##### Record extracts
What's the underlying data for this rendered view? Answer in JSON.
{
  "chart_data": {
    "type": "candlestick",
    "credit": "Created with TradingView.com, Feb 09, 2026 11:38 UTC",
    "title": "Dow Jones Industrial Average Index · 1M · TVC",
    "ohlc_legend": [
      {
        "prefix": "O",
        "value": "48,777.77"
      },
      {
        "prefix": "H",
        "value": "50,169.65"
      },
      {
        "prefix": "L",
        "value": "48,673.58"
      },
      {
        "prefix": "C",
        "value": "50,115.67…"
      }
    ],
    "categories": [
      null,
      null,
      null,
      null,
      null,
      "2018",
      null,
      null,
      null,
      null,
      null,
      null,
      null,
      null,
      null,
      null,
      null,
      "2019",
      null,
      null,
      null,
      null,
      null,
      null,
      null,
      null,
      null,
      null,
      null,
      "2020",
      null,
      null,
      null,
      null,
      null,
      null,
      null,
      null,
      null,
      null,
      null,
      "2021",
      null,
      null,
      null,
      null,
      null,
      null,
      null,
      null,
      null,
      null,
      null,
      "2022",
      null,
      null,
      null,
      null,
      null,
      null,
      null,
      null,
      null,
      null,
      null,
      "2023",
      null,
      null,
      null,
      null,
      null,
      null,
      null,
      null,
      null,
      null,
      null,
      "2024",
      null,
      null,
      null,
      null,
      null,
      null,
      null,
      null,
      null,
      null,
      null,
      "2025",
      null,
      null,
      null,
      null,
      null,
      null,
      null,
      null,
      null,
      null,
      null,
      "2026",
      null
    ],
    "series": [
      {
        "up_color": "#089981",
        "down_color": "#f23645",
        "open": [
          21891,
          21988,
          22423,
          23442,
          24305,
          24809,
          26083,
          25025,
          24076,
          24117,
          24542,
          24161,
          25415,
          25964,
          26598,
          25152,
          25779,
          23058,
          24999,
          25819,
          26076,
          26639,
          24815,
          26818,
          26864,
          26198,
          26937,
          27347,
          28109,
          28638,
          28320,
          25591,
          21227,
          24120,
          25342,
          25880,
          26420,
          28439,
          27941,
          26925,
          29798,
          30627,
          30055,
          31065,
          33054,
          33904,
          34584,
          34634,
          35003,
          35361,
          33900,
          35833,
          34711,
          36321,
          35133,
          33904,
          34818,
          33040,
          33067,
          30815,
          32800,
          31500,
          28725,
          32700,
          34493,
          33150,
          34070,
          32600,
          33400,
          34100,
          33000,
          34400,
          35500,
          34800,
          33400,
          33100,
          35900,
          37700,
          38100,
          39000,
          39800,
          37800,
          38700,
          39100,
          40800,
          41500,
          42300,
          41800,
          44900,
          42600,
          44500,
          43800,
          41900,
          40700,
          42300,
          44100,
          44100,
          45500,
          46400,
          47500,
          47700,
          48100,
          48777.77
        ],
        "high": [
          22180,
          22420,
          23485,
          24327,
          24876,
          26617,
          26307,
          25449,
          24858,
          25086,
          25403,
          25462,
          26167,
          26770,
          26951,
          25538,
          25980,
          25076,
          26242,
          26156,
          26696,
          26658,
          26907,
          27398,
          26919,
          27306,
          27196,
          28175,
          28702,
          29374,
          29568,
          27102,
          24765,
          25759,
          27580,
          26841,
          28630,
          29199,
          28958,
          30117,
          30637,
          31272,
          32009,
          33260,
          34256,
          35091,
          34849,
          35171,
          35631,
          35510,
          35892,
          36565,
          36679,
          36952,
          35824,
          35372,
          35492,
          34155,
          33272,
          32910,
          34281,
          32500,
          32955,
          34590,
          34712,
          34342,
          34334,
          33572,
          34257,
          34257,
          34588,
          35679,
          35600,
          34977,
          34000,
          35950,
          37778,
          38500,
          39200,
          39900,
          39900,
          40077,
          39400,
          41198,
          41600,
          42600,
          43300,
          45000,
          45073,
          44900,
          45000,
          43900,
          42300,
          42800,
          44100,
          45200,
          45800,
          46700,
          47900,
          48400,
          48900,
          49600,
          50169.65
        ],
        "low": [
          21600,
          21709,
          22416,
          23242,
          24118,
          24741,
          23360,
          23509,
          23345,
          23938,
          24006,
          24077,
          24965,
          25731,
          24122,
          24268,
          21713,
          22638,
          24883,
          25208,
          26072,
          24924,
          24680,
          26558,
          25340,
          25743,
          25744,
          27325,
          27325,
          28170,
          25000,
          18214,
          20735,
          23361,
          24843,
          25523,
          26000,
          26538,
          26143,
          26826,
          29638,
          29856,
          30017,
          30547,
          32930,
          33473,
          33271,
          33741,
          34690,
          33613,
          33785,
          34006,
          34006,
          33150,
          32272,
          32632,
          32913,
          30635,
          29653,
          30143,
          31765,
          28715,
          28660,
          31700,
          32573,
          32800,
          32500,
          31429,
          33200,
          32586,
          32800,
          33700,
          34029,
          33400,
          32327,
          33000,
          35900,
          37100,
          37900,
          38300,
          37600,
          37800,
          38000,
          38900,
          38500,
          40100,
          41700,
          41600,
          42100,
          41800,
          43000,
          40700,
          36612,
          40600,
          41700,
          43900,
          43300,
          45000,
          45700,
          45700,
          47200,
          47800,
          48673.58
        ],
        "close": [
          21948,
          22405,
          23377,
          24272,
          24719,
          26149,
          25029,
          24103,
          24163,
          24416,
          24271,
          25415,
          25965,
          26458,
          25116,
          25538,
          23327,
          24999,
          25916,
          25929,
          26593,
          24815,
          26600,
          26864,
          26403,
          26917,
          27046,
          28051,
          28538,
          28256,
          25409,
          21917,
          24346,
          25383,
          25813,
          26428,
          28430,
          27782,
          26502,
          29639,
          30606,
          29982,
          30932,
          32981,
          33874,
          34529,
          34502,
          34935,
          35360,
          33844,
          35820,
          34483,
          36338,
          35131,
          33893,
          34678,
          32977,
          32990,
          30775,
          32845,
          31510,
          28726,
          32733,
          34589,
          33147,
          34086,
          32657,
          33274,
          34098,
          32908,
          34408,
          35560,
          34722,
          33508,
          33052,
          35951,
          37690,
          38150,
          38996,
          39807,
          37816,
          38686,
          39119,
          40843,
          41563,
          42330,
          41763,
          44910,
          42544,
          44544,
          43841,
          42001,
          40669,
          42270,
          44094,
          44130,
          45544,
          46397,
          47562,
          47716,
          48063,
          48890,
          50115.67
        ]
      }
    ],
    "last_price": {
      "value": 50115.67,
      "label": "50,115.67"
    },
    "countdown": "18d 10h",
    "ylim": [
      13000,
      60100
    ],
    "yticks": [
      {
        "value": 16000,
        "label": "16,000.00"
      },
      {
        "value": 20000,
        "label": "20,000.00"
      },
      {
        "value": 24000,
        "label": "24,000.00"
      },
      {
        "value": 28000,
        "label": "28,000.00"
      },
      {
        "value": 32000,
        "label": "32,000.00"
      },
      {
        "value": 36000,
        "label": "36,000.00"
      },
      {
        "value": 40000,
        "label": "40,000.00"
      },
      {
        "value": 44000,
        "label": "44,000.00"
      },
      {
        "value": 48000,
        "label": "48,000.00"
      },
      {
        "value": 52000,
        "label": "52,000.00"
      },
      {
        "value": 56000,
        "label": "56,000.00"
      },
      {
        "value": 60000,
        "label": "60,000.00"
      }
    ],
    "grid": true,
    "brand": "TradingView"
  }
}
##########
== Direction ==
Quote all of the entries verbatim.

== The response ==
What's the underlying data for this rendered view? Answer in JSON.
{
  "chart_data": {
    "type": "candlestick",
    "credit": "Created with TradingView.com, Feb 09, 2026 11:38 UTC",
    "title": "Dow Jones Industrial Average Index · 1M · TVC",
    "ohlc_legend": [
      {
        "prefix": "O",
        "value": "48,777.77"
      },
      {
        "prefix": "H",
        "value": "50,169.65"
      },
      {
        "prefix": "L",
        "value": "48,673.58"
      },
      {
        "prefix": "C",
        "value": "50,115.67…"
      }
    ],
    "categories": [
      null,
      null,
      null,
      null,
      null,
      "2018",
      null,
      null,
      null,
      null,
      null,
      null,
      null,
      null,
      null,
      null,
      null,
      "2019",
      null,
      null,
      null,
      null,
      null,
      null,
      null,
      null,
      null,
      null,
      null,
      "2020",
      null,
      null,
      null,
      null,
      null,
      null,
      null,
      null,
      null,
      null,
      null,
      "2021",
      null,
      null,
      null,
      null,
      null,
      null,
      null,
      null,
      null,
      null,
      null,
      "2022",
      null,
      null,
      null,
      null,
      null,
      null,
      null,
      null,
      null,
      null,
      null,
      "2023",
      null,
      null,
      null,
      null,
      null,
      null,
      null,
      null,
      null,
      null,
      null,
      "2024",
      null,
      null,
      null,
      null,
      null,
      null,
      null,
      null,
      null,
      null,
      null,
      "2025",
      null,
      null,
      null,
      null,
      null,
      null,
      null,
      null,
      null,
      null,
      null,
      "2026",
      null
    ],
    "series": [
      {
        "up_color": "#089981",
        "down_color": "#f23645",
        "open": [
          21891,
          21988,
          22423,
          23442,
          24305,
          24809,
          26083,
          25025,
          24076,
          24117,
          24542,
          24161,
          25415,
          25964,
          26598,
          25152,
          25779,
          23058,
          24999,
          25819,
          26076,
          26639,
          24815,
          26818,
          26864,
          26198,
          26937,
          27347,
          28109,
          28638,
          28320,
          25591,
          21227,
          24120,
          25342,
          25880,
          26420,
          28439,
          27941,
          26925,
          29798,
          30627,
          30055,
          31065,
          33054,
          33904,
          34584,
          34634,
          35003,
          35361,
          33900,
          35833,
          34711,
          36321,
          35133,
          33904,
          34818,
          33040,
          33067,
          30815,
          32800,
          31500,
          28725,
          32700,
          34493,
          33150,
          34070,
          32600,
          33400,
          34100,
          33000,
          34400,
          35500,
          34800,
          33400,
          33100,
          35900,
          37700,
          38100,
          39000,
          39800,
          37800,
          38700,
          39100,
          40800,
          41500,
          42300,
          41800,
          44900,
          42600,
          44500,
          43800,
          41900,
          40700,
          42300,
          44100,
          44100,
          45500,
          46400,
          47500,
          47700,
          48100,
          48777.77
        ],
        "high": [
          22180,
          22420,
          23485,
          24327,
          24876,
          26617,
          26307,
          25449,
          24858,
          25086,
          25403,
          25462,
          26167,
          26770,
          26951,
          25538,
          25980,
          25076,
          26242,
          26156,
          26696,
          26658,
          26907,
          27398,
          26919,
          27306,
          27196,
          28175,
          28702,
          29374,
          29568,
          27102,
          24765,
          25759,
          27580,
          26841,
          28630,
          29199,
          28958,
          30117,
          30637,
          31272,
          32009,
          33260,
          34256,
          35091,
          34849,
          35171,
          35631,
          35510,
          35892,
          36565,
          36679,
          36952,
          35824,
          35372,
          35492,
          34155,
          33272,
          32910,
          34281,
          32500,
          32955,
          34590,
          34712,
          34342,
          34334,
          33572,
          34257,
          34257,
          34588,
          35679,
          35600,
          34977,
          34000,
          35950,
          37778,
          38500,
          39200,
          39900,
          39900,
          40077,
          39400,
          41198,
          41600,
          42600,
          43300,
          45000,
          45073,
          44900,
          45000,
          43900,
          42300,
          42800,
          44100,
          45200,
          45800,
          46700,
          47900,
          48400,
          48900,
          49600,
          50169.65
        ],
        "low": [
          21600,
          21709,
          22416,
          23242,
          24118,
          24741,
          23360,
          23509,
          23345,
          23938,
          24006,
          24077,
          24965,
          25731,
          24122,
          24268,
          21713,
          22638,
          24883,
          25208,
          26072,
          24924,
          24680,
          26558,
          25340,
          25743,
          25744,
          27325,
          27325,
          28170,
          25000,
          18214,
          20735,
          23361,
          24843,
          25523,
          26000,
          26538,
          26143,
          26826,
          29638,
          29856,
          30017,
          30547,
          32930,
          33473,
          33271,
          33741,
          34690,
          33613,
          33785,
          34006,
          34006,
          33150,
          32272,
          32632,
          32913,
          30635,
          29653,
          30143,
          31765,
          28715,
          28660,
          31700,
          32573,
          32800,
          32500,
          31429,
          33200,
          32586,
          32800,
          33700,
          34029,
          33400,
          32327,
          33000,
          35900,
          37100,
          37900,
          38300,
          37600,
          37800,
          38000,
          38900,
          38500,
          40100,
          41700,
          41600,
          42100,
          41800,
          43000,
          40700,
          36612,
          40600,
          41700,
          43900,
          43300,
          45000,
          45700,
          45700,
          47200,
          47800,
          48673.58
        ],
        "close": [
          21948,
          22405,
          23377,
          24272,
          24719,
          26149,
          25029,
          24103,
          24163,
          24416,
          24271,
          25415,
          25965,
          26458,
          25116,
          25538,
          23327,
          24999,
          25916,
          25929,
          26593,
          24815,
          26600,
          26864,
          26403,
          26917,
          27046,
          28051,
          28538,
          28256,
          25409,
          21917,
          24346,
          25383,
          25813,
          26428,
          28430,
          27782,
          26502,
          29639,
          30606,
          29982,
          30932,
          32981,
          33874,
          34529,
          34502,
          34935,
          35360,
          33844,
          35820,
          34483,
          36338,
          35131,
          33893,
          34678,
          32977,
          32990,
          30775,
          32845,
          31510,
          28726,
          32733,
          34589,
          33147,
          34086,
          32657,
          33274,
          34098,
          32908,
          34408,
          35560,
          34722,
          33508,
          33052,
          35951,
          37690,
          38150,
          38996,
          39807,
          37816,
          38686,
          39119,
          40843,
          41563,
          42330,
          41763,
          44910,
          42544,
          44544,
          43841,
          42001,
          40669,
          42270,
          44094,
          44130,
          45544,
          46397,
          47562,
          47716,
          48063,
          48890,
          50115.67
        ]
      }
    ],
    "last_price": {
      "value": 50115.67,
      "label": "50,115.67"
    },
    "countdown": "18d 10h",
    "ylim": [
      13000,
      60100
    ],
    "yticks": [
      {
        "value": 16000,
        "label": "16,000.00"
      },
      {
        "value": 20000,
        "label": "20,000.00"
      },
      {
        "value": 24000,
        "label": "24,000.00"
      },
      {
        "value": 28000,
        "label": "28,000.00"
      },
      {
        "value": 32000,
        "label": "32,000.00"
      },
      {
        "value": 36000,
        "label": "36,000.00"
      },
      {
        "value": 40000,
        "label": "40,000.00"
      },
      {
        "value": 44000,
        "label": "44,000.00"
      },
      {
        "value": 48000,
        "label": "48,000.00"
      },
      {
        "value": 52000,
        "label": "52,000.00"
      },
      {
        "value": 56000,
        "label": "56,000.00"
      },
      {
        "value": 60000,
        "label": "60,000.00"
      }
    ],
    "grid": true,
    "brand": "TradingView"
  }
}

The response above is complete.